> [WHAT NEEDS TO BE DONE]:
Copy each line of the records that contains the word "amount".
--- ENTRIES SUPPLIED ---
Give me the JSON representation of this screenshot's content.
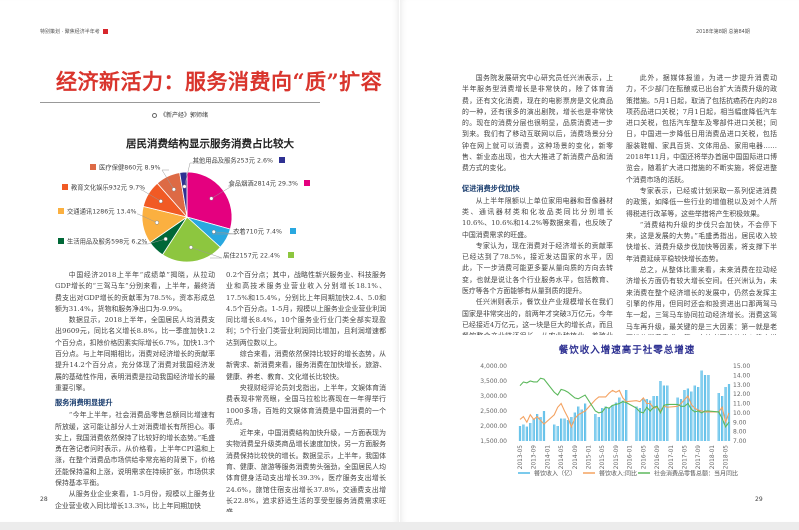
{
  "left_page": {
    "section_header": "特别策划 · 聚焦经济半年考",
    "title": "经济新活力：服务消费向“质”扩容",
    "byline": "《新产经》郭师绪",
    "page_number": "28",
    "columns": [
      {
        "paragraphs": [
          "中国经济2018上半年“成绩单”揭晓，从拉动GDP增长的“三驾马车”分别来看，上半年，最终消费支出对GDP增长的贡献率为78.5%，资本形成总额为31.4%，货物和服务净出口为-9.9%。",
          "数据显示，2018上半年，全国居民人均消费支出9609元，同比名义增长8.8%，比一季度加快1.2个百分点，扣除价格因素实际增长6.7%，加快1.3个百分点。与上年同期相比，消费对经济增长的贡献率提升14.2个百分点，充分体现了消费对我国经济发展的基础性作用，表明消费是拉动我国经济增长的最重要引擎。"
        ],
        "heading": "服务消费明显提升",
        "paragraphs_after": [
          "“今年上半年，社会消费品零售总额同比增速有所放缓，这可能让部分人士对消费增长有所担心。事实上，我国消费依然保持了比较好的增长态势。”毛盛勇在答记者问时表示，从价格看，上半年CPI温和上涨，在整个消费品市场供给非常充裕的背景下，价格还能保持温和上涨，说明需求在持续扩张，市场供求保持基本平衡。",
          "从服务业企业来看，1-5月份，规模以上服务业企业营业收入同比增长13.3%，比上年同期加快"
        ]
      },
      {
        "paragraphs": [
          "0.2个百分点；其中，战略性新兴服务业、科技服务业和高技术服务业营业收入分别增长18.1%、17.5%和15.4%，分别比上年同期加快2.4、5.0和4.5个百分点。1-5月，规模以上服务业企业营业利润同比增长8.4%，10个服务业行业门类全部实现盈利；5个行业门类营业利润同比增加，且利润增速都达到两位数以上。",
          "综合来看，消费依然保持比较好的增长态势，从新需求、新消费来看，服务消费在加快增长，旅游、健康、养老、教育、文化增长比较快。",
          "央视财经评论员刘戈指出，上半年，文娱体育消费表现非常亮眼，全国马拉松比赛现在一年得举行1000多场，百姓的文娱体育消费是中国消费的一个亮点。",
          "近年来，中国消费结构加快升级，一方面表现为实物消费呈升级类商品增长速度加快，另一方面服务消费保持比较快的增长。数据显示，上半年，我国体育、健康、旅游等服务消费势头强劲，全国居民人均体育健身活动支出增长39.3%，医疗服务支出增长24.6%，旅馆住宿支出增长37.8%，交通费支出增长22.8%，追求舒适生活的享受型服务消费需求旺盛。"
        ]
      }
    ]
  },
  "right_page": {
    "issue_header": "2018年第8期 总第84期",
    "page_number": "29",
    "logo_text": "NE",
    "columns": [
      {
        "paragraphs": [
          "国务院发展研究中心研究员任兴洲表示，上半年服务型消费增长是非常快的，除了体育消费，还有文化消费，现在的电影票房是文化商品的一种，还有很多的演出剧院，增长也是非常快的。现在的消费分层也很明显，品质消费进一步到来。我们有了移动互联网以后，消费场景分分钟在网上就可以消费，这种场景的变化，新零售、新业态出现，也大大推进了新消费产品和消费方式的变化。"
        ],
        "heading": "促进消费步伐加快",
        "paragraphs_after": [
          "从上半年限额以上单位家用电器和音像器材类、通讯器材类和化妆品类同比分别增长10.6%、10.6%和14.2%等数据来看，也反映了中国消费需求的旺盛。",
          "专家认为，现在消费对于经济增长的贡献率已经达到了78.5%，接近发达国家的水平，因此，下一步消费可能更多要从量向质的方向去转变，也就是说让各个行业服务水平，包括教育、医疗等各个方面能够有从量到质的提升。",
          "任兴洲则表示，餐饮业产业规模增长在我们国家是非常突出的，前两年才突破3万亿元，今年已经接近4万亿元，这一块是巨大的增长点，而且餐饮整个产业链还很长，从农业种植业、养殖业再到运输物流、加工零售，再到外卖整个一条产业链发展起来，再加上很多中央厨房的发展，所以这个巨大的产业链带动了消费的增长，也满足了人们日益增长的消费需求。"
        ]
      },
      {
        "paragraphs": [
          "此外，据媒体报道，为进一步提升消费动力，不少部门在酝酿或已出台扩大消费升级的政策措施。5月1日起，取消了包括抗癌药在内的28项药品进口关税；7月1日起，相当幅度降低汽车进口关税，包括汽车整车及零部件进口关税；同日，中国进一步降低日用消费品进口关税，包括服装鞋帽、家具百货、文体用品、家用电器……2018年11月，中国还将举办首届中国国际进口博览会，随着扩大进口措施的不断实施，将促进整个消费市场的活跃。",
          "专家表示，已经或计划采取一系列促进消费的政策，如降低一些行业的增值税以及对个人所得税进行改革等，这些举措将产生积极效果。",
          "“消费结构升级的步伐只会加快，不会停下来，这是发展的大势。”毛盛勇指出，居民收入较快增长、消费升级步伐加快等因素，将支撑下半年消费延续平稳较快增长态势。",
          "总之，从整体比重来看，未来消费在拉动经济增长方面仍有较大增长空间。任兴洲认为，未来消费在整个经济增长的发展中，仍然会发挥主引擎的作用，但同时还会和投资进出口那两驾马车一起，三驾马车协同拉动经济增长。消费这驾马车再升级，最关键的是三大因素：第一就是老百姓的消费需求；第二个让老百姓的收入稳定增长可支付，有支付能力；第三就是供给侧结构性改革跟上，有老百姓需要的产品、合适优质的服务，未来消费会继续成为主引擎，拉动经济增长的作用还会进一步发挥。"
        ]
      }
    ]
  },
  "colors": {
    "title_red": "#d9352d",
    "chart_title_blue": "#2e3192",
    "bar_blue": "#4fb8e6",
    "orange_line": "#f4a261",
    "green_line": "#5cb85c"
  },
  "chart_data": [
    {
      "type": "pie",
      "title": "居民消费结构显示服务消费占比较大",
      "slices": [
        {
          "label": "食品烟酒2814元 29.3%",
          "value": 29.3,
          "amount": 2814,
          "color": "#e4007f"
        },
        {
          "label": "衣着710元 7.4%",
          "value": 7.4,
          "amount": 710,
          "color": "#29a8e0"
        },
        {
          "label": "居住2157元 22.4%",
          "value": 22.4,
          "amount": 2157,
          "color": "#8dc63f"
        },
        {
          "label": "生活用品及服务598元 6.2%",
          "value": 6.2,
          "amount": 598,
          "color": "#006837"
        },
        {
          "label": "交通通讯1286元 13.4%",
          "value": 13.4,
          "amount": 1286,
          "color": "#fbb040"
        },
        {
          "label": "教育文化娱乐932元 9.7%",
          "value": 9.7,
          "amount": 932,
          "color": "#f15a24"
        },
        {
          "label": "医疗保健860元 8.9%",
          "value": 8.9,
          "amount": 860,
          "color": "#dd6a45"
        },
        {
          "label": "其他用品及服务253元 2.6%",
          "value": 2.6,
          "amount": 253,
          "color": "#2e3192"
        }
      ]
    },
    {
      "type": "bar+line",
      "title": "餐饮收入增速高于社零总增速",
      "y_left": {
        "range": [
          1500,
          4000
        ],
        "ticks": [
          "1,500.00",
          "2,000.00",
          "2,500.00",
          "3,000.00",
          "3,500.00",
          "4,000.00"
        ]
      },
      "y_right": {
        "range": [
          7,
          15
        ],
        "ticks": [
          "7.00",
          "8.00",
          "9.00",
          "10.00",
          "11.00",
          "12.00",
          "13.00",
          "14.00",
          "15.00"
        ]
      },
      "x_ticks": [
        "2013-05",
        "2013-09",
        "2014-01",
        "2014-05",
        "2014-09",
        "2015-01",
        "2015-05",
        "2015-09",
        "2016-01",
        "2016-05",
        "2016-09",
        "2017-01",
        "2017-05",
        "2017-09",
        "2018-01",
        "2018-05"
      ],
      "x": [
        "2013-05",
        "2013-06",
        "2013-07",
        "2013-08",
        "2013-09",
        "2013-10",
        "2013-11",
        "2013-12",
        "2014-03",
        "2014-04",
        "2014-05",
        "2014-06",
        "2014-07",
        "2014-08",
        "2014-09",
        "2014-10",
        "2014-11",
        "2014-12",
        "2015-03",
        "2015-04",
        "2015-05",
        "2015-06",
        "2015-07",
        "2015-08",
        "2015-09",
        "2015-10",
        "2015-11",
        "2015-12",
        "2016-03",
        "2016-04",
        "2016-05",
        "2016-06",
        "2016-07",
        "2016-08",
        "2016-09",
        "2016-10",
        "2016-11",
        "2016-12",
        "2017-03",
        "2017-04",
        "2017-05",
        "2017-06",
        "2017-07",
        "2017-08",
        "2017-09",
        "2017-10",
        "2017-11",
        "2017-12",
        "2018-03",
        "2018-04",
        "2018-05",
        "2018-06"
      ],
      "series": [
        {
          "name": "餐饮收入（亿）",
          "kind": "bar",
          "axis": "left",
          "color": "#4fb8e6",
          "values": [
            2000,
            2050,
            1980,
            2100,
            2250,
            2400,
            2300,
            2500,
            2050,
            2000,
            2250,
            2250,
            2200,
            2300,
            2450,
            2650,
            2550,
            2750,
            2400,
            2300,
            2600,
            2650,
            2600,
            2700,
            2780,
            2950,
            2850,
            3200,
            2650,
            2600,
            2900,
            2900,
            2850,
            3000,
            3000,
            3500,
            3350,
            3350,
            2950,
            2900,
            3200,
            3250,
            3150,
            3350,
            3300,
            3850,
            3700,
            3700,
            3100,
            3000,
            3300,
            3400
          ]
        },
        {
          "name": "餐饮收入:同比",
          "kind": "line",
          "axis": "right",
          "color": "#f4a261",
          "values": [
            9.3,
            9.6,
            9.0,
            9.8,
            9.3,
            9.6,
            9.2,
            8.8,
            9.8,
            10.6,
            11.0,
            10.2,
            9.5,
            8.5,
            9.4,
            9.8,
            10.0,
            10.2,
            11.4,
            11.7,
            11.7,
            11.7,
            12.1,
            12.4,
            12.2,
            12.4,
            11.6,
            11.2,
            11.3,
            11.2,
            11.6,
            11.0,
            11.0,
            10.5,
            10.6,
            10.2,
            10.7,
            10.6,
            10.7,
            11.0,
            11.4,
            11.8,
            10.9,
            10.5,
            10.3,
            10.2,
            10.1,
            10.1,
            10.1,
            10.6,
            9.0,
            10.0
          ]
        },
        {
          "name": "社会消费品零售总额：当月同比",
          "kind": "line",
          "axis": "right",
          "color": "#5cb85c",
          "values": [
            12.9,
            13.3,
            13.2,
            13.4,
            13.3,
            13.3,
            13.7,
            13.6,
            12.2,
            11.9,
            12.5,
            12.4,
            12.2,
            11.9,
            11.6,
            11.5,
            11.7,
            11.9,
            10.2,
            10.0,
            10.1,
            10.6,
            10.5,
            10.8,
            10.9,
            11.0,
            11.2,
            11.1,
            10.5,
            10.1,
            10.0,
            10.6,
            10.2,
            10.6,
            10.7,
            10.0,
            10.8,
            10.9,
            10.9,
            10.7,
            10.7,
            11.0,
            10.4,
            10.1,
            10.2,
            10.0,
            10.2,
            10.2,
            10.1,
            9.4,
            8.5,
            9.0
          ]
        }
      ],
      "legend": "bottom"
    }
  ]
}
---
> [WORKED SOLUTION]:
          "amount": 2814,
          "amount": 710,
          "amount": 2157,
          "amount": 598,
          "amount": 1286,
          "amount": 932,
          "amount": 860,
          "amount": 253,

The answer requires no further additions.